#### Set task:
Transcribe every line of the listing below without any deviation.

===

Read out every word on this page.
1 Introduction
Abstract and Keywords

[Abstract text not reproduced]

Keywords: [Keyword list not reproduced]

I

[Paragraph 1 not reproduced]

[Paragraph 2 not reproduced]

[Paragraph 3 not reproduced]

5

===

#### Answer to the problem:
Read out every word on this page.
1 Introduction
Abstract and Keywords

[Abstract text not reproduced]

Keywords: [Keyword list not reproduced]

I

[Paragraph 1 not reproduced]

[Paragraph 2 not reproduced]

[Paragraph 3 not reproduced]

5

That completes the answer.